**Stated task:** Your task is to output the entries below word for word.

** Start of Data supplied **

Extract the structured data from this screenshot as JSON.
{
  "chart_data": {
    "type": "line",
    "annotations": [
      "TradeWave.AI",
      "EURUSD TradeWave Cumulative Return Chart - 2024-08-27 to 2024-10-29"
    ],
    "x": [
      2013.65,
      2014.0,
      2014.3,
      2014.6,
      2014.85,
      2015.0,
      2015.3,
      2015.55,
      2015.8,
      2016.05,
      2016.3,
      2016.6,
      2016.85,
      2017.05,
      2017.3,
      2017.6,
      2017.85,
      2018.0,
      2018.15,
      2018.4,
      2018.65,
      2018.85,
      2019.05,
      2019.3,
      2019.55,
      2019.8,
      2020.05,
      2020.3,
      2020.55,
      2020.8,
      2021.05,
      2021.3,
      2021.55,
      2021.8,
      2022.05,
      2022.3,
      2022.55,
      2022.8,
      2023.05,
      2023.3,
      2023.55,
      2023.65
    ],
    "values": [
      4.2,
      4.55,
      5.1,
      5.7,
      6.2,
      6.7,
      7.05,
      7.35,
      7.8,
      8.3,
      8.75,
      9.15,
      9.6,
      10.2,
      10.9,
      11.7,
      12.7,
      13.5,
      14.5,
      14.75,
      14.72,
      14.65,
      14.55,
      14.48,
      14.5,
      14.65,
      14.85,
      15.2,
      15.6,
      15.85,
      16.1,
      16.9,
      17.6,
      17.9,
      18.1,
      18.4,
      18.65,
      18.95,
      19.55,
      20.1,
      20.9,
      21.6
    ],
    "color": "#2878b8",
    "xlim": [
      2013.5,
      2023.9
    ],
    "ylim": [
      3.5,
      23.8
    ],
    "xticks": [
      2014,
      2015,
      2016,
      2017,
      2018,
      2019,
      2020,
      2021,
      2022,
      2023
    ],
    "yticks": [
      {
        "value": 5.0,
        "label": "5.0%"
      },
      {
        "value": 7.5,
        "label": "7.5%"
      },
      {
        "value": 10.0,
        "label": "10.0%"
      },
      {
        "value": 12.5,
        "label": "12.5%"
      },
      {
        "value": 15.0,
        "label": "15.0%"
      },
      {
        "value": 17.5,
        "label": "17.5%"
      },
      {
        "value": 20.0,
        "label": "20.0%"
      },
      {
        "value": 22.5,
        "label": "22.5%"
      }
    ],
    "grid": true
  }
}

** End of Data supplied **

**Solution:**
Extract the structured data from this screenshot as JSON.
{
  "chart_data": {
    "type": "line",
    "annotations": [
      "TradeWave.AI",
      "EURUSD TradeWave Cumulative Return Chart - 2024-08-27 to 2024-10-29"
    ],
    "x": [
      2013.65,
      2014.0,
      2014.3,
      2014.6,
      2014.85,
      2015.0,
      2015.3,
      2015.55,
      2015.8,
      2016.05,
      2016.3,
      2016.6,
      2016.85,
      2017.05,
      2017.3,
      2017.6,
      2017.85,
      2018.0,
      2018.15,
      2018.4,
      2018.65,
      2018.85,
      2019.05,
      2019.3,
      2019.55,
      2019.8,
      2020.05,
      2020.3,
      2020.55,
      2020.8,
      2021.05,
      2021.3,
      2021.55,
      2021.8,
      2022.05,
      2022.3,
      2022.55,
      2022.8,
      2023.05,
      2023.3,
      2023.55,
      2023.65
    ],
    "values": [
      4.2,
      4.55,
      5.1,
      5.7,
      6.2,
      6.7,
      7.05,
      7.35,
      7.8,
      8.3,
      8.75,
      9.15,
      9.6,
      10.2,
      10.9,
      11.7,
      12.7,
      13.5,
      14.5,
      14.75,
      14.72,
      14.65,
      14.55,
      14.48,
      14.5,
      14.65,
      14.85,
      15.2,
      15.6,
      15.85,
      16.1,
      16.9,
      17.6,
      17.9,
      18.1,
      18.4,
      18.65,
      18.95,
      19.55,
      20.1,
      20.9,
      21.6
    ],
    "color": "#2878b8",
    "xlim": [
      2013.5,
      2023.9
    ],
    "ylim": [
      3.5,
      23.8
    ],
    "xticks": [
      2014,
      2015,
      2016,
      2017,
      2018,
      2019,
      2020,
      2021,
      2022,
      2023
    ],
    "yticks": [
      {
        "value": 5.0,
        "label": "5.0%"
      },
      {
        "value": 7.5,
        "label": "7.5%"
      },
      {
        "value": 10.0,
        "label": "10.0%"
      },
      {
        "value": 12.5,
        "label": "12.5%"
      },
      {
        "value": 15.0,
        "label": "15.0%"
      },
      {
        "value": 17.5,
        "label": "17.5%"
      },
      {
        "value": 20.0,
        "label": "20.0%"
      },
      {
        "value": 22.5,
        "label": "22.5%"
      }
    ],
    "grid": true
  }
}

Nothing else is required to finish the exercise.